# Directions
According to the frame-stacking model documentation, what is the default value of `num_frames`?

# Supplied text
══════════════════════════════

Name	Type	Description	Default
`obs_space`	`gym.spaces.Space`	Observation space of the target gym env. This may have an `original_space` attribute that specifies how to unflatten the tensor into a ragged tensor.	required
`action_space`	`gym.spaces.Space`	Action space of the target gym env.	required
`num_outputs`	`int`	Number of output units of the model.	required
`model_config`	`ModelConfigDict`	Config for the model, documented in ModelCatalog.	required
`name`	`str`	Name (scope) for the model.	required

This method should create any variables used by the model.

Keyword arguments:

Name	Type	Description
`num_frames`	`{int} -- The number of frames to stack (default`	{4})
`include_actions`	`{int} -- Whether or not to include actions as part of frame stacking (default`	True)
`include_actions`	`{int} -- Whether or not to include actions as part of frame stacking (default`	True)

Returns:

Type	Description
	[type] -- [description]

Source code in corl/models/frame_stacking.py

def __init__(
    self,
    obs_space,
    action_space,
    num_outputs,
    model_config,
    name,
    post_fcnet_hiddens=None,
    num_frames: int = 4,
    include_actions: bool = True,
    include_rewards: bool = True,
):
    """Class constructor

    Arguments:
        obs_space (gym.spaces.Space): Observation space of the target gym
            env. This may have an `original_space` attribute that
            specifies how to unflatten the tensor into a ragged tensor.
        action_space (gym.spaces.Space): Action space of the target gym
            env.
        num_outputs (int): Number of output units of the model.

══════════════════════════════

# Material

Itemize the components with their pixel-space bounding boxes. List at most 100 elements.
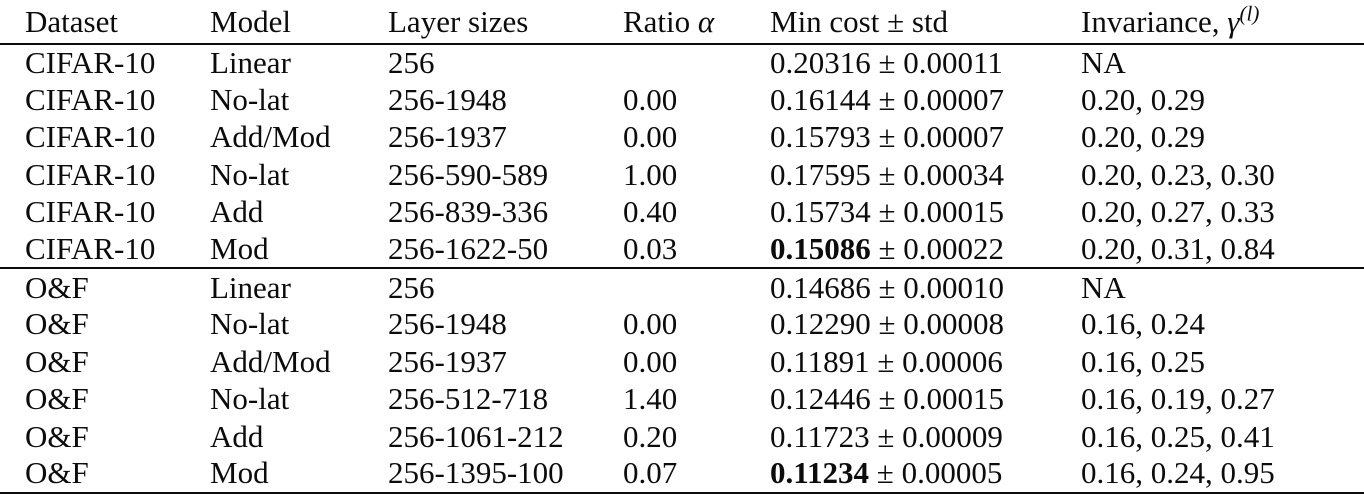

══════════════════════════════

# Written solution
4